#### [What you will do]
Below are the records; pull every line that includes "overlap".

******************************

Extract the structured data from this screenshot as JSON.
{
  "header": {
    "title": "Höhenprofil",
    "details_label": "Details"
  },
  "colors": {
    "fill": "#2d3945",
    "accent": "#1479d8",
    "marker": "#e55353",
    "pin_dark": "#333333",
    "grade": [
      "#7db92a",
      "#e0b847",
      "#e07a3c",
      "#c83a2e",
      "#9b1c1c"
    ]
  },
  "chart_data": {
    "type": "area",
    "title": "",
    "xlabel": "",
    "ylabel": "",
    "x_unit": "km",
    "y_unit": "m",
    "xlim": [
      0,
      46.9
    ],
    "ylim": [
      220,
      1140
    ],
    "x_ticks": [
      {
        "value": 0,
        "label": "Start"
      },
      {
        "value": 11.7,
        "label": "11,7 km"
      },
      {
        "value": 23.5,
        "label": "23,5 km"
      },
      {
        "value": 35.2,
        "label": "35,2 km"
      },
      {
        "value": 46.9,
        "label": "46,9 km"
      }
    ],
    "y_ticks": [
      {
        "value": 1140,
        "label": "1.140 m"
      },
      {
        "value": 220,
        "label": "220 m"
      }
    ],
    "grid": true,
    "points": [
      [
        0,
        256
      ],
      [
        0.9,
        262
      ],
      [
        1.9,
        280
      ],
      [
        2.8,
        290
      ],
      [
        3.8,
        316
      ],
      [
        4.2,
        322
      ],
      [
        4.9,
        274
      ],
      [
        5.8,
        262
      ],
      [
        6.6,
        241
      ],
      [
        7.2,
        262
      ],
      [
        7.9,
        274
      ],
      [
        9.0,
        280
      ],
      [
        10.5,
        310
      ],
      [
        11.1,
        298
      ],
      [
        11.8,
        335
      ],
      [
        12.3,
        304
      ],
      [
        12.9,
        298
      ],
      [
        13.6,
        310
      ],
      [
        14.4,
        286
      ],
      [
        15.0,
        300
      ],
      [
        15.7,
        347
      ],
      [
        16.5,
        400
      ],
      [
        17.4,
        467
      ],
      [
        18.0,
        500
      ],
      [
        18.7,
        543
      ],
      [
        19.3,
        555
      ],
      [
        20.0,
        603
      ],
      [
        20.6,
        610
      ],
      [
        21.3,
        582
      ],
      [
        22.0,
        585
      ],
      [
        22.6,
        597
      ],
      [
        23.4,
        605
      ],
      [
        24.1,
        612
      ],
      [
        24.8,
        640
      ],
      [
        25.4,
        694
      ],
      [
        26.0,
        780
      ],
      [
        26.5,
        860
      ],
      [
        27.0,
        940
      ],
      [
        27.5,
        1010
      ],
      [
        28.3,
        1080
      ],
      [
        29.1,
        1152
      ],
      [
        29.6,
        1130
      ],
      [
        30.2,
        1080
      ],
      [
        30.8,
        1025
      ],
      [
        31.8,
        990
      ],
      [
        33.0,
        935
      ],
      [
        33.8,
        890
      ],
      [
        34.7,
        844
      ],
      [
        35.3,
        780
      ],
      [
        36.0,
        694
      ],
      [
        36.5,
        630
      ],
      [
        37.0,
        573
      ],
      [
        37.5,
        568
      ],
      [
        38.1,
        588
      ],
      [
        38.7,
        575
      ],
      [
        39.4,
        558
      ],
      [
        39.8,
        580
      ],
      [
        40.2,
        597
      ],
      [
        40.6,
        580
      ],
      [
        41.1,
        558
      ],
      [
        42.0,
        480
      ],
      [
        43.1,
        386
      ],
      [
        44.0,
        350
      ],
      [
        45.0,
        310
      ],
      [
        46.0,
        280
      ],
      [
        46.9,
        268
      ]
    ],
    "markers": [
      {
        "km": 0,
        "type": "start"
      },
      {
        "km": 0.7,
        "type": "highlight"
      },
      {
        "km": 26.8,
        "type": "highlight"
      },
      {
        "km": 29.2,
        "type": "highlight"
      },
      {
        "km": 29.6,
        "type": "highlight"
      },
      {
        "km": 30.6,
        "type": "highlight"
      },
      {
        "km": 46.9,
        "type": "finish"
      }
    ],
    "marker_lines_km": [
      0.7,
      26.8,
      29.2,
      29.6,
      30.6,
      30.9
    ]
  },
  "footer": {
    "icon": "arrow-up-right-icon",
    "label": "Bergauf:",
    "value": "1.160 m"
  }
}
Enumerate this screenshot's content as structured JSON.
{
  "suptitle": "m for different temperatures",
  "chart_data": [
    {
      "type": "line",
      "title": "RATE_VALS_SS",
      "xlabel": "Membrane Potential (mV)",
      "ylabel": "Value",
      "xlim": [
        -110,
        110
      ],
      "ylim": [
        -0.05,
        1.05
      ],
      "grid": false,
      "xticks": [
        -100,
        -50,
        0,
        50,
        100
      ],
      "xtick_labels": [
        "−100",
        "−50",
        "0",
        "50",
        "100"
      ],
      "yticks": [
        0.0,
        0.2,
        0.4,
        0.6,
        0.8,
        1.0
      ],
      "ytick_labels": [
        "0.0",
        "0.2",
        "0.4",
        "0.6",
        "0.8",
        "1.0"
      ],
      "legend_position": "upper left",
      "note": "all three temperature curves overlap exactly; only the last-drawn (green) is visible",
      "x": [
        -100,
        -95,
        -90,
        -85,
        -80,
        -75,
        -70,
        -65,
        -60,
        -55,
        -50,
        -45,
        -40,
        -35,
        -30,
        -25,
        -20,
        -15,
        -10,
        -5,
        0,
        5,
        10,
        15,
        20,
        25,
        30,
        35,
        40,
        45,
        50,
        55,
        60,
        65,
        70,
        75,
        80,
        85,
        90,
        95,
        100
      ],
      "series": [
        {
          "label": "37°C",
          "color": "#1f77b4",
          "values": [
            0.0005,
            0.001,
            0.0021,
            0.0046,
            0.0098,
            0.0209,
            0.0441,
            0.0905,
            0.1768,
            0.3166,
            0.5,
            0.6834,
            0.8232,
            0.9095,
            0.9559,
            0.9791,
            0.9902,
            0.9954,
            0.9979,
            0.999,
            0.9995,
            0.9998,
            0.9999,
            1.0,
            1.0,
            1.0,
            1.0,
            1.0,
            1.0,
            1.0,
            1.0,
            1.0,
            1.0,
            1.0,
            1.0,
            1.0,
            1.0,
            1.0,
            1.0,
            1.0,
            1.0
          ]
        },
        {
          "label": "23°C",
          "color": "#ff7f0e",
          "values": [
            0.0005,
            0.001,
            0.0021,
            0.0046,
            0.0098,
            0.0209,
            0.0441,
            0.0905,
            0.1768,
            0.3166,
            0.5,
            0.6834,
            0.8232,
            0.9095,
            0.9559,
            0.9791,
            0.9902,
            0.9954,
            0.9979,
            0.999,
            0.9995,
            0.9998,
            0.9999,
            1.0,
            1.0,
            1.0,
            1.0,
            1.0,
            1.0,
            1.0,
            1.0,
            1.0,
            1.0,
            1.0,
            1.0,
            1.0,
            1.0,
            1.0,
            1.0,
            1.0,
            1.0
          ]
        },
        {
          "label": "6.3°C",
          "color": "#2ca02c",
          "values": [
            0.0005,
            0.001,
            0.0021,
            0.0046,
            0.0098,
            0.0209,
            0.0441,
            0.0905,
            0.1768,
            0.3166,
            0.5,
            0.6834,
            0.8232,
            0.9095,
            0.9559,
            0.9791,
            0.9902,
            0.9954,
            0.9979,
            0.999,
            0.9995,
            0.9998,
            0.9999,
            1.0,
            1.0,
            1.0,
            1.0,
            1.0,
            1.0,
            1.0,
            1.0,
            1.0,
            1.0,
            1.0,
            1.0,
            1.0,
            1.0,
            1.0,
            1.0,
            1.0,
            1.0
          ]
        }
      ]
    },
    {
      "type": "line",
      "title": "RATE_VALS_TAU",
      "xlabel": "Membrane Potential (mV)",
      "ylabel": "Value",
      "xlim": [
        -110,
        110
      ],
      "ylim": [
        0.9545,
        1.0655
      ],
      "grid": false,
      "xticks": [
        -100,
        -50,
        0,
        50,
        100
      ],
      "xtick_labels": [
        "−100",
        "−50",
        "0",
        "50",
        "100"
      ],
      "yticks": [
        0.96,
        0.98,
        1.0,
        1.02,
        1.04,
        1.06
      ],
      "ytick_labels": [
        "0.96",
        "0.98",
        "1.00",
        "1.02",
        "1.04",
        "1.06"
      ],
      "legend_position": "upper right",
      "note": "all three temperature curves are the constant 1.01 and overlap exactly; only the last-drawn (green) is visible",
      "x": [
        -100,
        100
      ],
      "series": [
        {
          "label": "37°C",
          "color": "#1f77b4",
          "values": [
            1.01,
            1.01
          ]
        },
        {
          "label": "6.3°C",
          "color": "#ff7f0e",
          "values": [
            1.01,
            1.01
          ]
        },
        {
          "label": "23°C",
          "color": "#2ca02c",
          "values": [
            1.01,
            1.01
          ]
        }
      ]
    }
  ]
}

******************************

#### [Full answer]
      "note": "all three temperature curves overlap exactly; only the last-drawn (green) is visible",
      "note": "all three temperature curves are the constant 1.01 and overlap exactly; only the last-drawn (green) is visible",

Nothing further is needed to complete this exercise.